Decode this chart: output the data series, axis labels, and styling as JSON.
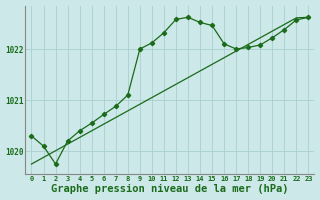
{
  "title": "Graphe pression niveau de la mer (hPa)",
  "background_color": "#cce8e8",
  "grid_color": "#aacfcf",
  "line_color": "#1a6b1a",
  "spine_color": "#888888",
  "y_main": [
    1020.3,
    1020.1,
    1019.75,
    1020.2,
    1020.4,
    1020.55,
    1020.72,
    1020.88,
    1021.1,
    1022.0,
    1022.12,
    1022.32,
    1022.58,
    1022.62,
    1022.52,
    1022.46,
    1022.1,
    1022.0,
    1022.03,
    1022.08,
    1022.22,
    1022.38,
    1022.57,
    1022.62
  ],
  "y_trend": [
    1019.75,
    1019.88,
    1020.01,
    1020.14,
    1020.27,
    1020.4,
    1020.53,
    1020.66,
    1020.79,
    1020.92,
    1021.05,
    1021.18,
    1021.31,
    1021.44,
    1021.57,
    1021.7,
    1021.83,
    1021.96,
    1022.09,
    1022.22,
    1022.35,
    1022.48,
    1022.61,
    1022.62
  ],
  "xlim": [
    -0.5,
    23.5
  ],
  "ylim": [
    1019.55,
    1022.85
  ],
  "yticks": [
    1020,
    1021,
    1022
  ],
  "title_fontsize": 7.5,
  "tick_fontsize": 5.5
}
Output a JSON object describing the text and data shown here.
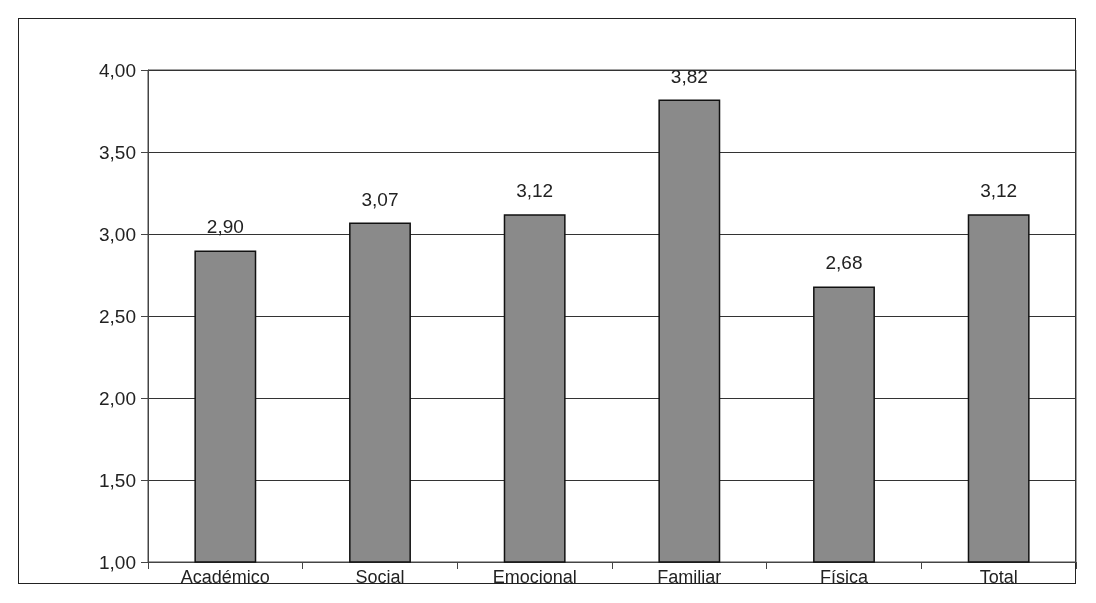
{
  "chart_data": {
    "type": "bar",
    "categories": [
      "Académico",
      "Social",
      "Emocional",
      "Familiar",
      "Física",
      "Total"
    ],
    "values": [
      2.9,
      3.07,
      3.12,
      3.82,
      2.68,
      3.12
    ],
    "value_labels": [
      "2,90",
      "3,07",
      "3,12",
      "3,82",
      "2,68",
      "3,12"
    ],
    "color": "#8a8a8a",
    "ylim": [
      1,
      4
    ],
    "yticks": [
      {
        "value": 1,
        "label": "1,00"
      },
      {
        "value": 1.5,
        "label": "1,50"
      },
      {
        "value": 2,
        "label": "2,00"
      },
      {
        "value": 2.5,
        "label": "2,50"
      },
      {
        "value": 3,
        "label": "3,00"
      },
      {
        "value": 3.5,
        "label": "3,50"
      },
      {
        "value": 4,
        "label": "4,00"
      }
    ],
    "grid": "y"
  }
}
# # #
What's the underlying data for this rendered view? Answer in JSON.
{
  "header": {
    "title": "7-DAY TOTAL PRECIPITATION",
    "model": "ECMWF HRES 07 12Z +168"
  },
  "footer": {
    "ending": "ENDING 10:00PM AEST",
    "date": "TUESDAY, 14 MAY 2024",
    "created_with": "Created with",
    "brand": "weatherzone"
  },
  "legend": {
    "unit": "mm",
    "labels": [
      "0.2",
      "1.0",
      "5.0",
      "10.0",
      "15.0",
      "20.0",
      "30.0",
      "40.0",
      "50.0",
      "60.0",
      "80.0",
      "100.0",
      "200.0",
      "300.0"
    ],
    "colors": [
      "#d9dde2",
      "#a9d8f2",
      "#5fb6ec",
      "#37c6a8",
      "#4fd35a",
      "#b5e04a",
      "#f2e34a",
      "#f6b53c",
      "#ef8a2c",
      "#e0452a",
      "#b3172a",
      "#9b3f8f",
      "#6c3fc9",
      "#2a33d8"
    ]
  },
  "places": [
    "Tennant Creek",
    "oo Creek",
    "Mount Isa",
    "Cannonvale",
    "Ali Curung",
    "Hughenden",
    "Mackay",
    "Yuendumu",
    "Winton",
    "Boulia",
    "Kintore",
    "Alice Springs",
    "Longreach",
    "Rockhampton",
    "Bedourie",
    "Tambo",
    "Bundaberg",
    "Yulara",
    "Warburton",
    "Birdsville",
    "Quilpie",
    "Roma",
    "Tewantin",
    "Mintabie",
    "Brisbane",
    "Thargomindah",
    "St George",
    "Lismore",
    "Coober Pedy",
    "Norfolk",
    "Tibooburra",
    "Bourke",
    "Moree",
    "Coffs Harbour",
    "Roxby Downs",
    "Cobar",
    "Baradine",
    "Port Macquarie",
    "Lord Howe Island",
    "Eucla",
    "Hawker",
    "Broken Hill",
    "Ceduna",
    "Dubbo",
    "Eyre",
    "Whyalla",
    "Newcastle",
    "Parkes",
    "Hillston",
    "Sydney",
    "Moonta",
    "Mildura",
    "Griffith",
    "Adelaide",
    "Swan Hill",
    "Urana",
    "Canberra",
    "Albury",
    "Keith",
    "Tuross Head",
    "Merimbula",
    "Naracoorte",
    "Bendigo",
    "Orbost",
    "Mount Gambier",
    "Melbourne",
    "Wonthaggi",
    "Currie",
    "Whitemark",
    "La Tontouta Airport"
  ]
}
# # #
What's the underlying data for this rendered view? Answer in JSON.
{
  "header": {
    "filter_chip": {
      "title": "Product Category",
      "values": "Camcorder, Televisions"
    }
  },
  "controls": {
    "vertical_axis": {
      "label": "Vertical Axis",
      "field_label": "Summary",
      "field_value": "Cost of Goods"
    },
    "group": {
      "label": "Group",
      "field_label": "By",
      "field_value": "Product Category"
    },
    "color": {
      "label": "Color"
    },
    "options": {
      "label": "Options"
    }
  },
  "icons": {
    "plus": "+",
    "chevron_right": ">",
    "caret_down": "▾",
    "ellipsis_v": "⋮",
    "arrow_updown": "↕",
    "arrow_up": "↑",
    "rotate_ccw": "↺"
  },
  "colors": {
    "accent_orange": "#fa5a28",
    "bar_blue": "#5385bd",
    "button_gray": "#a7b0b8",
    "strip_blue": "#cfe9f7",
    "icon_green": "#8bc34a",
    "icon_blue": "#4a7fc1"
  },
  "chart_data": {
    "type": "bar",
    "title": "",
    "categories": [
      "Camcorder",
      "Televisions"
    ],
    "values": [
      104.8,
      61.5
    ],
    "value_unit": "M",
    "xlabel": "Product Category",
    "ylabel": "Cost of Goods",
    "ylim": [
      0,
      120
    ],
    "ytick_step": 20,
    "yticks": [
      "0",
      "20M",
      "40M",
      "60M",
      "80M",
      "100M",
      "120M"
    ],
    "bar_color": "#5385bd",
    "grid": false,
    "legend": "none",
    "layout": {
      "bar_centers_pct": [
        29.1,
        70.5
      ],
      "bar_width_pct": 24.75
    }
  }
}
# # #
• _What needs to be done_:
Give the count of lines in the listing above that include "Product", with no other words.

• _Completed exercise_:
3